## OBJECTIVE
Reproduce the whole listing, character for character.

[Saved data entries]
══════════

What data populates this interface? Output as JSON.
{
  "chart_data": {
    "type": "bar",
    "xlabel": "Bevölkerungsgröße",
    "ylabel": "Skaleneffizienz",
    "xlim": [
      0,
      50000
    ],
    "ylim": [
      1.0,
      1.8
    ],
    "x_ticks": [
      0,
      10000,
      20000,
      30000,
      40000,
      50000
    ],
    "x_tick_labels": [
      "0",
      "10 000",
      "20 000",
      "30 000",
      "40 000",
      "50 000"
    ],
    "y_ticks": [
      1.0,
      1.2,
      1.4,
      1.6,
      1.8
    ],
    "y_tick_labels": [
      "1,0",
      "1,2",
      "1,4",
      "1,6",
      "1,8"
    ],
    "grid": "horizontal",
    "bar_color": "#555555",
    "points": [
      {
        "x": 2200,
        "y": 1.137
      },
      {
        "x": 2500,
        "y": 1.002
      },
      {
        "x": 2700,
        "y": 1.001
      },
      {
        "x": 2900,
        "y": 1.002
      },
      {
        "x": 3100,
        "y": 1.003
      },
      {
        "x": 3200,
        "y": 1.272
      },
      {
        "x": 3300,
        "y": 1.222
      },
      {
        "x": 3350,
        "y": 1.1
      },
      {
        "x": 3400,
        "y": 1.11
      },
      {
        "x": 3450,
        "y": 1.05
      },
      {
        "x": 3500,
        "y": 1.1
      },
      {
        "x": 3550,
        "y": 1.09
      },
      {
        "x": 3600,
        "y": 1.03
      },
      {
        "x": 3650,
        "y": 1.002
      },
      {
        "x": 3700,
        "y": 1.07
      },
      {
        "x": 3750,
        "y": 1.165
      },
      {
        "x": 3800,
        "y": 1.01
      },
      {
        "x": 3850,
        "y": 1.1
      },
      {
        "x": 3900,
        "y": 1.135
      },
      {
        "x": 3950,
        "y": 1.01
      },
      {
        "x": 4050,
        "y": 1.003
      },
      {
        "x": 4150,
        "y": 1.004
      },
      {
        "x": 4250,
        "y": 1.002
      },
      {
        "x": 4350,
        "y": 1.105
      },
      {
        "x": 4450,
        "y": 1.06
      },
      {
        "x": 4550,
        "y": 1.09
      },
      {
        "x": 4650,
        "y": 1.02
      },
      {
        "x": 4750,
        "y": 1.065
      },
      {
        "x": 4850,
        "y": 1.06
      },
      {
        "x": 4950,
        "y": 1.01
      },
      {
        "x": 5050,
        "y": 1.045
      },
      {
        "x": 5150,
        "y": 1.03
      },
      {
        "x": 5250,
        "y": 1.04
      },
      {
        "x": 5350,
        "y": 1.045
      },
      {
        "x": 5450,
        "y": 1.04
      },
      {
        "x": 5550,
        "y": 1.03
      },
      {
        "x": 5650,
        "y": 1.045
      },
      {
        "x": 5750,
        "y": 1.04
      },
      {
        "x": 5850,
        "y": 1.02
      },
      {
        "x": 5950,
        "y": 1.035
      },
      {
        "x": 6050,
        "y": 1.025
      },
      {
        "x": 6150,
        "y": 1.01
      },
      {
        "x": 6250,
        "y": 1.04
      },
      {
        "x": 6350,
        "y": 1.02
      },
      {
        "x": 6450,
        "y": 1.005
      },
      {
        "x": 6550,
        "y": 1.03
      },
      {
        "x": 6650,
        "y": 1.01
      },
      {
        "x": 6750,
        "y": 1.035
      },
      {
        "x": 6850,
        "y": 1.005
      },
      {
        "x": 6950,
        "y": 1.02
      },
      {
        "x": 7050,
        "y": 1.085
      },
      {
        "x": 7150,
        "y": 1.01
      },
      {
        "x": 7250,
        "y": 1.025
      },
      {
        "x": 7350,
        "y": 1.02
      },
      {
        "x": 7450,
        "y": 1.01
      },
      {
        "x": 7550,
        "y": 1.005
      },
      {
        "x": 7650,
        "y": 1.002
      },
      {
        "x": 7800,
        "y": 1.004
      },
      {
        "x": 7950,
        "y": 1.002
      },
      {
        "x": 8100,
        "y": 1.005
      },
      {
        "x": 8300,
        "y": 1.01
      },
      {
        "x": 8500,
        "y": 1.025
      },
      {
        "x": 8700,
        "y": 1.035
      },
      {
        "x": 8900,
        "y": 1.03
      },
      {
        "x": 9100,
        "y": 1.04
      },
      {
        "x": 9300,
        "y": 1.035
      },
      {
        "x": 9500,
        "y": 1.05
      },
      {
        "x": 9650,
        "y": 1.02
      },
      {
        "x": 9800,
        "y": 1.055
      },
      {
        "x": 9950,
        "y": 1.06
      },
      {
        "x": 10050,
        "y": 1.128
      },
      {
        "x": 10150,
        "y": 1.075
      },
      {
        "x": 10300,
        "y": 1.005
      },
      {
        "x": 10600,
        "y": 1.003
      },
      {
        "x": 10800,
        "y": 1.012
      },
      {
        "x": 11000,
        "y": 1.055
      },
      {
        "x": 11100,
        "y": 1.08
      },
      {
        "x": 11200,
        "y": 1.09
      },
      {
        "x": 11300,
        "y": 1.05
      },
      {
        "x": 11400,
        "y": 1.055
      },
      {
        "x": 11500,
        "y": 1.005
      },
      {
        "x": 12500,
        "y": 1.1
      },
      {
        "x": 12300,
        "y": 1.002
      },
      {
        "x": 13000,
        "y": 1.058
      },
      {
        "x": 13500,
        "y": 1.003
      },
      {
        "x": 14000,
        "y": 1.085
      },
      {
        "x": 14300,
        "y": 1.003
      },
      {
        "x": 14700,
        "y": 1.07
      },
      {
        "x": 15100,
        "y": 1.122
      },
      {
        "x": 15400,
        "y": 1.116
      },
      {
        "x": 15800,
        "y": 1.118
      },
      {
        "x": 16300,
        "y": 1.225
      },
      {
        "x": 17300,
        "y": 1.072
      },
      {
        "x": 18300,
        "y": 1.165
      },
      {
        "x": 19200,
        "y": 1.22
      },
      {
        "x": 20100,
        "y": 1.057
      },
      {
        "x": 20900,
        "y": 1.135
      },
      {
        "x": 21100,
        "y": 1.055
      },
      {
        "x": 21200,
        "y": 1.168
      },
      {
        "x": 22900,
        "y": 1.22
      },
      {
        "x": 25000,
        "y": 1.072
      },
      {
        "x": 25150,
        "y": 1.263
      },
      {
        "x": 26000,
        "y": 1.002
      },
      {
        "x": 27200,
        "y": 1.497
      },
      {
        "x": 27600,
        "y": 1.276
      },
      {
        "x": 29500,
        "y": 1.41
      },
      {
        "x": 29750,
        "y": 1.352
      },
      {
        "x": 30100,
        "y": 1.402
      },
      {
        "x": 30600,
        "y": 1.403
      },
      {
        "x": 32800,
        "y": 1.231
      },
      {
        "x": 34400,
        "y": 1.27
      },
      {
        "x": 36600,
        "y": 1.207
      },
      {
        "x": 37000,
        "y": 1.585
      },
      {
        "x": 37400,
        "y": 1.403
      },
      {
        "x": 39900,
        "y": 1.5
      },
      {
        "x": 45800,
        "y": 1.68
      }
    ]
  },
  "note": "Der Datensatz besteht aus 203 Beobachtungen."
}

══════════

## SOLVED PROBLEM
What data populates this interface? Output as JSON.
{
  "chart_data": {
    "type": "bar",
    "xlabel": "Bevölkerungsgröße",
    "ylabel": "Skaleneffizienz",
    "xlim": [
      0,
      50000
    ],
    "ylim": [
      1.0,
      1.8
    ],
    "x_ticks": [
      0,
      10000,
      20000,
      30000,
      40000,
      50000
    ],
    "x_tick_labels": [
      "0",
      "10 000",
      "20 000",
      "30 000",
      "40 000",
      "50 000"
    ],
    "y_ticks": [
      1.0,
      1.2,
      1.4,
      1.6,
      1.8
    ],
    "y_tick_labels": [
      "1,0",
      "1,2",
      "1,4",
      "1,6",
      "1,8"
    ],
    "grid": "horizontal",
    "bar_color": "#555555",
    "points": [
      {
        "x": 2200,
        "y": 1.137
      },
      {
        "x": 2500,
        "y": 1.002
      },
      {
        "x": 2700,
        "y": 1.001
      },
      {
        "x": 2900,
        "y": 1.002
      },
      {
        "x": 3100,
        "y": 1.003
      },
      {
        "x": 3200,
        "y": 1.272
      },
      {
        "x": 3300,
        "y": 1.222
      },
      {
        "x": 3350,
        "y": 1.1
      },
      {
        "x": 3400,
        "y": 1.11
      },
      {
        "x": 3450,
        "y": 1.05
      },
      {
        "x": 3500,
        "y": 1.1
      },
      {
        "x": 3550,
        "y": 1.09
      },
      {
        "x": 3600,
        "y": 1.03
      },
      {
        "x": 3650,
        "y": 1.002
      },
      {
        "x": 3700,
        "y": 1.07
      },
      {
        "x": 3750,
        "y": 1.165
      },
      {
        "x": 3800,
        "y": 1.01
      },
      {
        "x": 3850,
        "y": 1.1
      },
      {
        "x": 3900,
        "y": 1.135
      },
      {
        "x": 3950,
        "y": 1.01
      },
      {
        "x": 4050,
        "y": 1.003
      },
      {
        "x": 4150,
        "y": 1.004
      },
      {
        "x": 4250,
        "y": 1.002
      },
      {
        "x": 4350,
        "y": 1.105
      },
      {
        "x": 4450,
        "y": 1.06
      },
      {
        "x": 4550,
        "y": 1.09
      },
      {
        "x": 4650,
        "y": 1.02
      },
      {
        "x": 4750,
        "y": 1.065
      },
      {
        "x": 4850,
        "y": 1.06
      },
      {
        "x": 4950,
        "y": 1.01
      },
      {
        "x": 5050,
        "y": 1.045
      },
      {
        "x": 5150,
        "y": 1.03
      },
      {
        "x": 5250,
        "y": 1.04
      },
      {
        "x": 5350,
        "y": 1.045
      },
      {
        "x": 5450,
        "y": 1.04
      },
      {
        "x": 5550,
        "y": 1.03
      },
      {
        "x": 5650,
        "y": 1.045
      },
      {
        "x": 5750,
        "y": 1.04
      },
      {
        "x": 5850,
        "y": 1.02
      },
      {
        "x": 5950,
        "y": 1.035
      },
      {
        "x": 6050,
        "y": 1.025
      },
      {
        "x": 6150,
        "y": 1.01
      },
      {
        "x": 6250,
        "y": 1.04
      },
      {
        "x": 6350,
        "y": 1.02
      },
      {
        "x": 6450,
        "y": 1.005
      },
      {
        "x": 6550,
        "y": 1.03
      },
      {
        "x": 6650,
        "y": 1.01
      },
      {
        "x": 6750,
        "y": 1.035
      },
      {
        "x": 6850,
        "y": 1.005
      },
      {
        "x": 6950,
        "y": 1.02
      },
      {
        "x": 7050,
        "y": 1.085
      },
      {
        "x": 7150,
        "y": 1.01
      },
      {
        "x": 7250,
        "y": 1.025
      },
      {
        "x": 7350,
        "y": 1.02
      },
      {
        "x": 7450,
        "y": 1.01
      },
      {
        "x": 7550,
        "y": 1.005
      },
      {
        "x": 7650,
        "y": 1.002
      },
      {
        "x": 7800,
        "y": 1.004
      },
      {
        "x": 7950,
        "y": 1.002
      },
      {
        "x": 8100,
        "y": 1.005
      },
      {
        "x": 8300,
        "y": 1.01
      },
      {
        "x": 8500,
        "y": 1.025
      },
      {
        "x": 8700,
        "y": 1.035
      },
      {
        "x": 8900,
        "y": 1.03
      },
      {
        "x": 9100,
        "y": 1.04
      },
      {
        "x": 9300,
        "y": 1.035
      },
      {
        "x": 9500,
        "y": 1.05
      },
      {
        "x": 9650,
        "y": 1.02
      },
      {
        "x": 9800,
        "y": 1.055
      },
      {
        "x": 9950,
        "y": 1.06
      },
      {
        "x": 10050,
        "y": 1.128
      },
      {
        "x": 10150,
        "y": 1.075
      },
      {
        "x": 10300,
        "y": 1.005
      },
      {
        "x": 10600,
        "y": 1.003
      },
      {
        "x": 10800,
        "y": 1.012
      },
      {
        "x": 11000,
        "y": 1.055
      },
      {
        "x": 11100,
        "y": 1.08
      },
      {
        "x": 11200,
        "y": 1.09
      },
      {
        "x": 11300,
        "y": 1.05
      },
      {
        "x": 11400,
        "y": 1.055
      },
      {
        "x": 11500,
        "y": 1.005
      },
      {
        "x": 12500,
        "y": 1.1
      },
      {
        "x": 12300,
        "y": 1.002
      },
      {
        "x": 13000,
        "y": 1.058
      },
      {
        "x": 13500,
        "y": 1.003
      },
      {
        "x": 14000,
        "y": 1.085
      },
      {
        "x": 14300,
        "y": 1.003
      },
      {
        "x": 14700,
        "y": 1.07
      },
      {
        "x": 15100,
        "y": 1.122
      },
      {
        "x": 15400,
        "y": 1.116
      },
      {
        "x": 15800,
        "y": 1.118
      },
      {
        "x": 16300,
        "y": 1.225
      },
      {
        "x": 17300,
        "y": 1.072
      },
      {
        "x": 18300,
        "y": 1.165
      },
      {
        "x": 19200,
        "y": 1.22
      },
      {
        "x": 20100,
        "y": 1.057
      },
      {
        "x": 20900,
        "y": 1.135
      },
      {
        "x": 21100,
        "y": 1.055
      },
      {
        "x": 21200,
        "y": 1.168
      },
      {
        "x": 22900,
        "y": 1.22
      },
      {
        "x": 25000,
        "y": 1.072
      },
      {
        "x": 25150,
        "y": 1.263
      },
      {
        "x": 26000,
        "y": 1.002
      },
      {
        "x": 27200,
        "y": 1.497
      },
      {
        "x": 27600,
        "y": 1.276
      },
      {
        "x": 29500,
        "y": 1.41
      },
      {
        "x": 29750,
        "y": 1.352
      },
      {
        "x": 30100,
        "y": 1.402
      },
      {
        "x": 30600,
        "y": 1.403
      },
      {
        "x": 32800,
        "y": 1.231
      },
      {
        "x": 34400,
        "y": 1.27
      },
      {
        "x": 36600,
        "y": 1.207
      },
      {
        "x": 37000,
        "y": 1.585
      },
      {
        "x": 37400,
        "y": 1.403
      },
      {
        "x": 39900,
        "y": 1.5
      },
      {
        "x": 45800,
        "y": 1.68
      }
    ]
  },
  "note": "Der Datensatz besteht aus 203 Beobachtungen."
}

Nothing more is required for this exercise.